## WHAT THE TASK REQUIRES
Scan the data beneath this task and copy each line that includes "Вокальный".

***

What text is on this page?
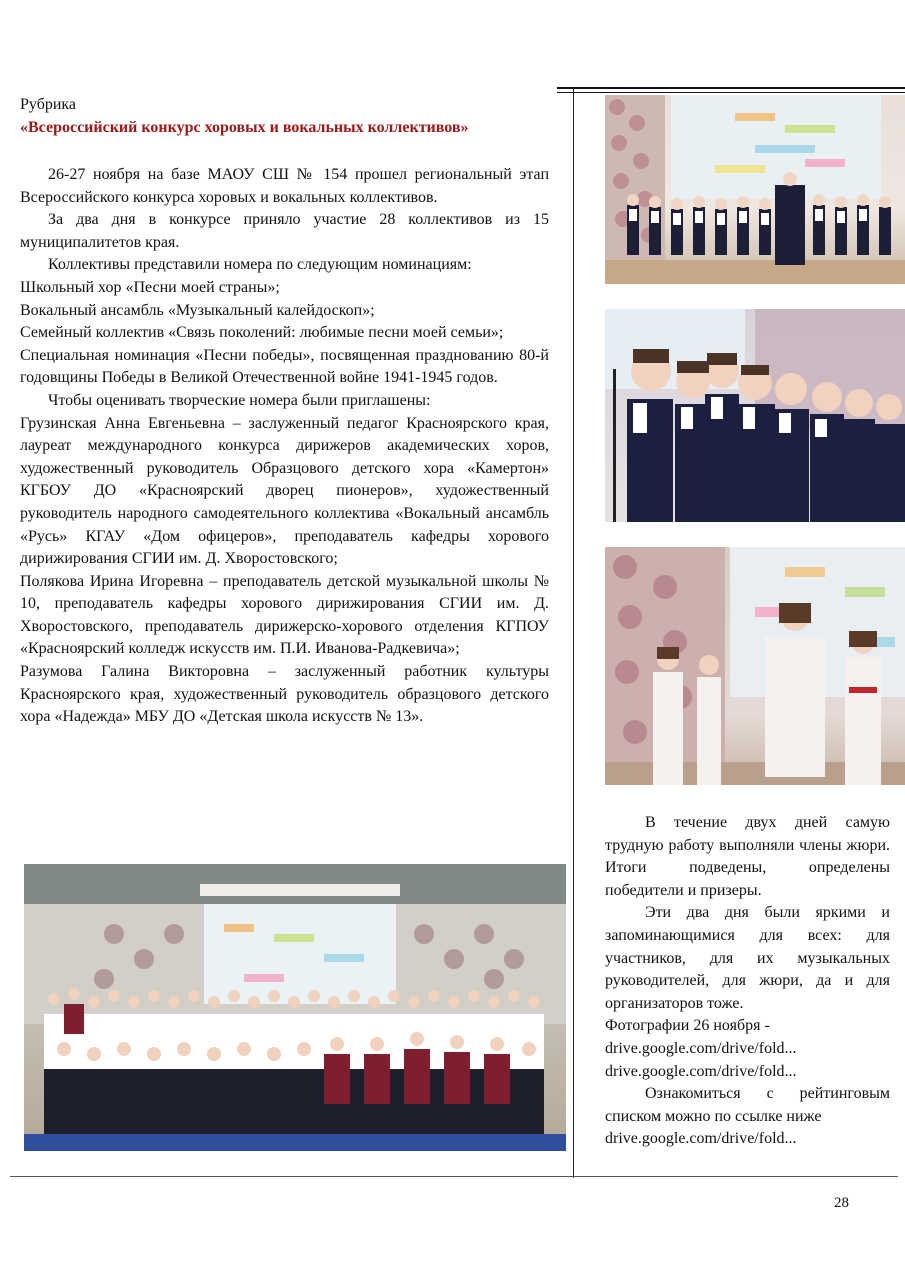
Рубрика
«Всероссийский конкурс хоровых и вокальных коллективов»

26-27 ноября на базе МАОУ СШ № 154 прошел региональный этап Всероссийского конкурса хоровых и вокальных коллективов.

За два дня в конкурсе приняло участие 28 коллективов из 15 муниципалитетов края.

Коллективы представили номера по следующим номинациям:

Школьный хор «Песни моей страны»;

Вокальный ансамбль «Музыкальный калейдоскоп»;

Семейный коллектив «Связь поколений: любимые песни моей семьи»;

Специальная номинация «Песни победы», посвященная празднованию 80-й годовщины Победы в Великой Отечественной войне 1941-1945 годов.

Чтобы оценивать творческие номера были приглашены:

Грузинская Анна Евгеньевна – заслуженный педагог Красноярского края, лауреат международного конкурса дирижеров академических хоров, художественный руководитель Образцового детского хора «Камертон» КГБОУ ДО «Красноярский дворец пионеров», художественный руководитель народного самодеятельного коллектива «Вокальный ансамбль «Русь» КГАУ «Дом офицеров», преподаватель кафедры хорового дирижирования СГИИ им. Д. Хворостовского;

Полякова Ирина Игоревна – преподаватель детской музыкальной школы № 10, преподаватель кафедры хорового дирижирования СГИИ им. Д. Хворостовского, преподаватель дирижерско-хорового отделения КГПОУ «Красноярский колледж искусств им. П.И. Иванова-Радкевича»;

Разумова Галина Викторовна – заслуженный работник культуры Красноярского края, художественный руководитель образцового детского хора «Надежда» МБУ ДО «Детская школа искусств № 13».

В течение двух дней самую трудную работу выполняли члены жюри. Итоги подведены, определены победители и призеры.

Эти два дня были яркими и запоминающимися для всех: для участников, для их музыкальных руководителей, для жюри, да и для организаторов тоже.

Фотографии 26 ноября -

drive.google.com/drive/fold...

drive.google.com/drive/fold...

Ознакомиться с рейтинговым списком можно по ссылке ниже

drive.google.com/drive/fold...

28
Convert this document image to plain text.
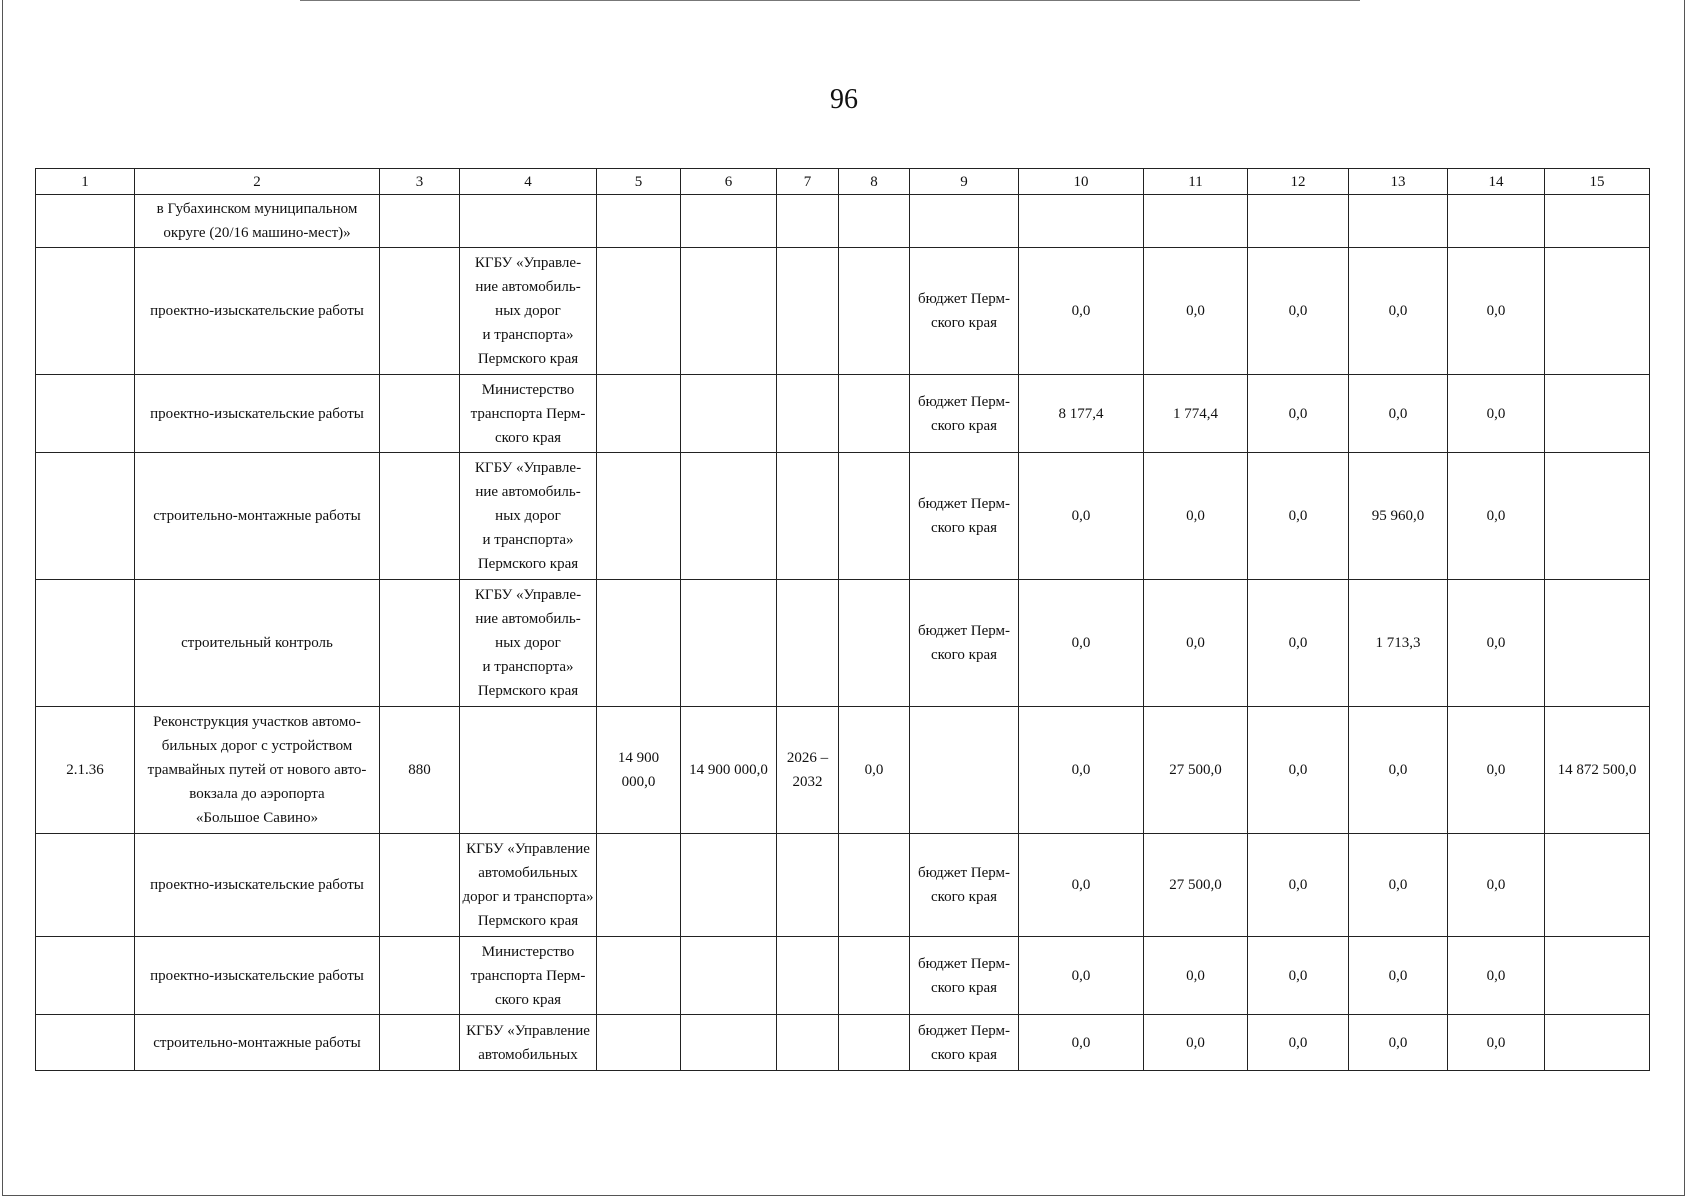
96
1	2	3	4	5	6	7	8	9	10	11	12	13	14	15

	в Губахинском муниципальном
округе (20/16 машино-мест)»													

	проектно-изыскательские работы		КГБУ «Управле-
ние автомобиль-
ных дорог
и транспорта»
Пермского края					бюджет Перм-
ского края	0,0	0,0	0,0	0,0	0,0	

	проектно-изыскательские работы		Министерство
транспорта Перм-
ского края					бюджет Перм-
ского края	8 177,4	1 774,4	0,0	0,0	0,0	

	строительно-монтажные работы		КГБУ «Управле-
ние автомобиль-
ных дорог
и транспорта»
Пермского края					бюджет Перм-
ского края	0,0	0,0	0,0	95 960,0	0,0	

	строительный контроль		КГБУ «Управле-
ние автомобиль-
ных дорог
и транспорта»
Пермского края					бюджет Перм-
ского края	0,0	0,0	0,0	1 713,3	0,0	

2.1.36	Реконструкция участков автомо-
бильных дорог с устройством
трамвайных путей от нового авто-
вокзала до аэропорта
«Большое Савино»	880		14 900
000,0	14 900 000,0	2026 –
2032	0,0		0,0	27 500,0	0,0	0,0	0,0	14 872 500,0

	проектно-изыскательские работы		КГБУ «Управление
автомобильных
дорог и транспорта»
Пермского края					бюджет Перм-
ского края	0,0	27 500,0	0,0	0,0	0,0	

	проектно-изыскательские работы		Министерство
транспорта Перм-
ского края					бюджет Перм-
ского края	0,0	0,0	0,0	0,0	0,0	

	строительно-монтажные работы		КГБУ «Управление
автомобильных					бюджет Перм-
ского края	0,0	0,0	0,0	0,0	0,0	
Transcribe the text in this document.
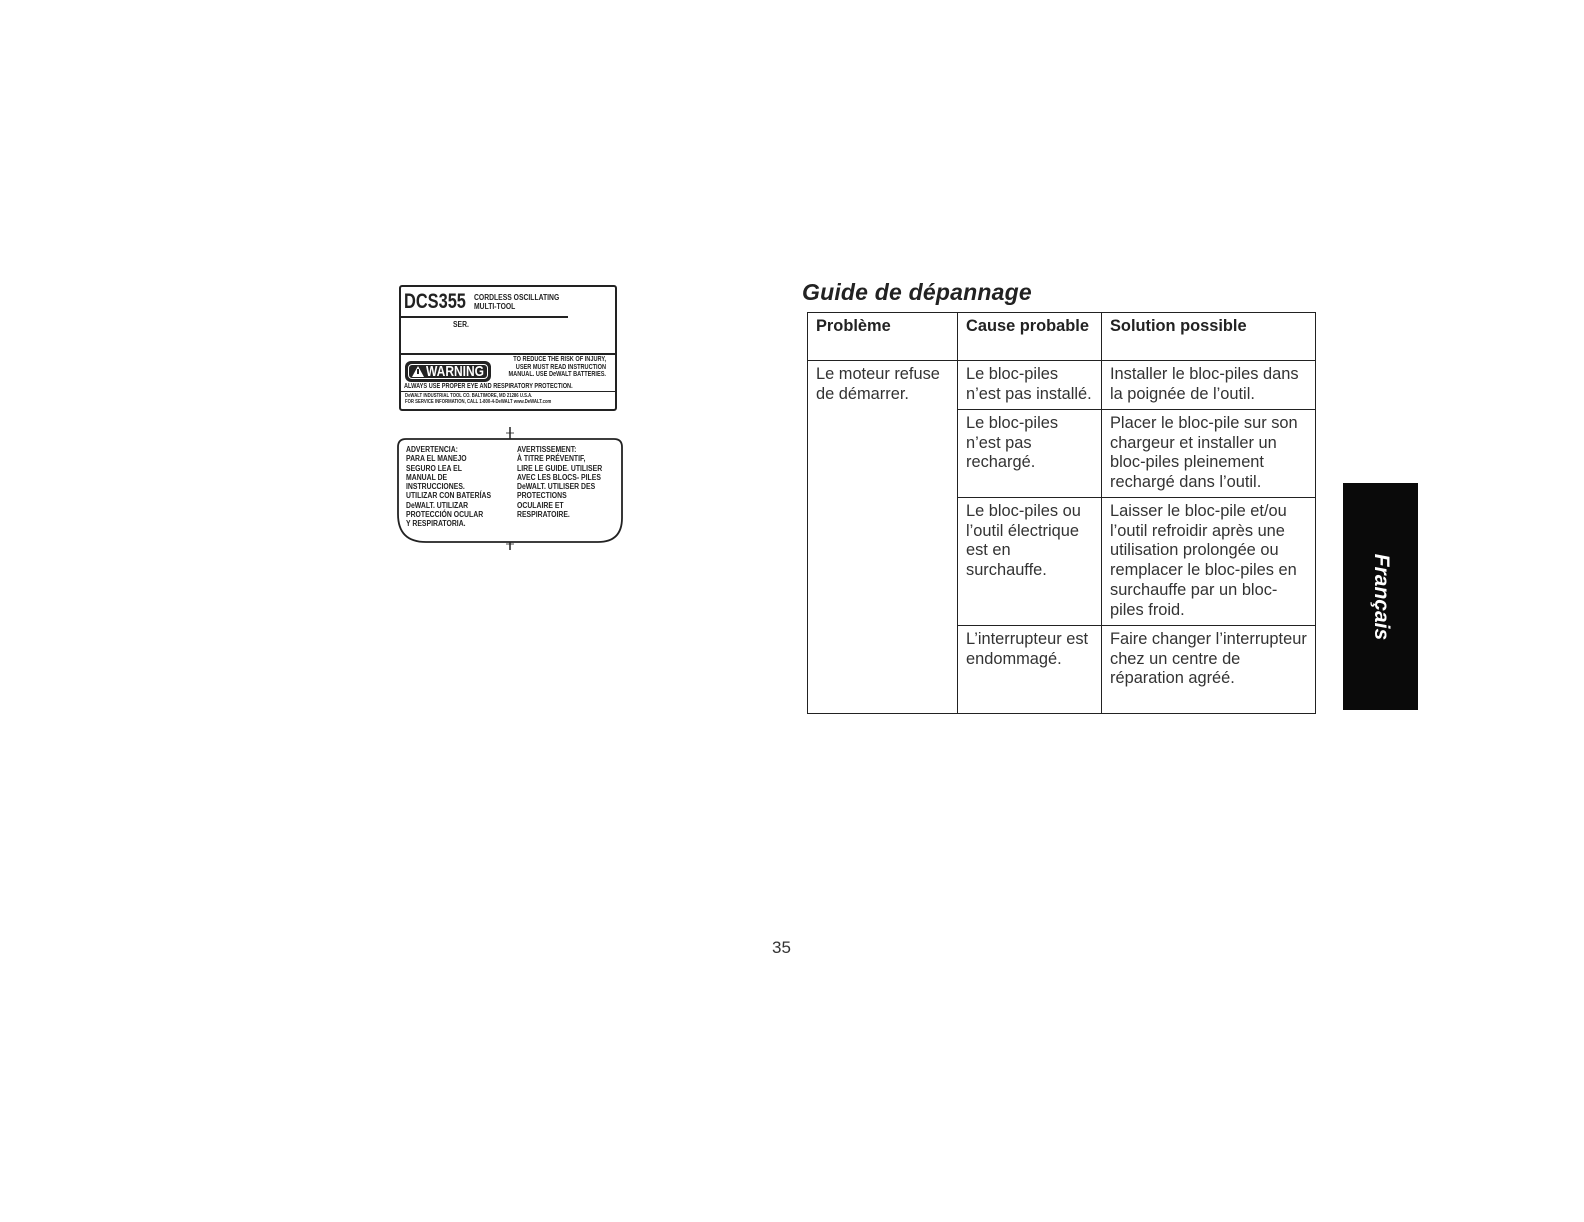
DCS355 CORDLESS OSCILLATING
MULTI-TOOL
SER.
WARNING
TO REDUCE THE RISK OF INJURY,
USER MUST READ INSTRUCTION
MANUAL. USE DeWALT BATTERIES.
ALWAYS USE PROPER EYE AND RESPIRATORY PROTECTION.
DeWALT INDUSTRIAL TOOL CO. BALTIMORE, MD 21286 U.S.A.
FOR SERVICE INFORMATION, CALL 1-800-4-DeWALT www.DeWALT.com
ADVERTENCIA:
PARA EL MANEJO
SEGURO LEA EL
MANUAL DE
INSTRUCCIONES.
UTILIZAR CON BATERÍAS
DeWALT. UTILIZAR
PROTECCIÓN OCULAR
Y RESPIRATORIA.
AVERTISSEMENT:
À TITRE PRÉVENTIF,
LIRE LE GUIDE. UTILISER
AVEC LES BLOCS- PILES
DeWALT. UTILISER DES
PROTECTIONS
OCULAIRE ET
RESPIRATOIRE.
Guide de dépannage
Problème	Cause probable	Solution possible
Le moteur refuse de démarrer.	Le bloc-piles n’est pas installé.	Installer le bloc-piles dans la poignée de l’outil.
	Le bloc-piles n’est pas rechargé.	Placer le bloc-pile sur son chargeur et installer un bloc-piles pleinement rechargé dans l’outil.
	Le bloc-piles ou l’outil électrique est en surchauffe.	Laisser le bloc-pile et/ou l’outil refroidir après une utilisation prolongée ou remplacer le bloc-piles en surchauffe par un bloc-piles froid.
	L’interrupteur est endommagé.	Faire changer l’interrupteur chez un centre de réparation agréé.
Français
35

***

## RESPONSE TO THIS TASK
Вокальный ансамбль «Музыкальный калейдоскоп»;
Грузинская Анна Евгеньевна – заслуженный педагог Красноярского края, лауреат международного конкурса дирижеров академических хоров, художественный руководитель Образцового детского хора «Камертон» КГБОУ ДО «Красноярский дворец пионеров», художественный руководитель народного самодеятельного коллектива «Вокальный ансамбль «Русь» КГАУ «Дом офицеров», преподаватель кафедры хорового дирижирования СГИИ им. Д. Хворостовского;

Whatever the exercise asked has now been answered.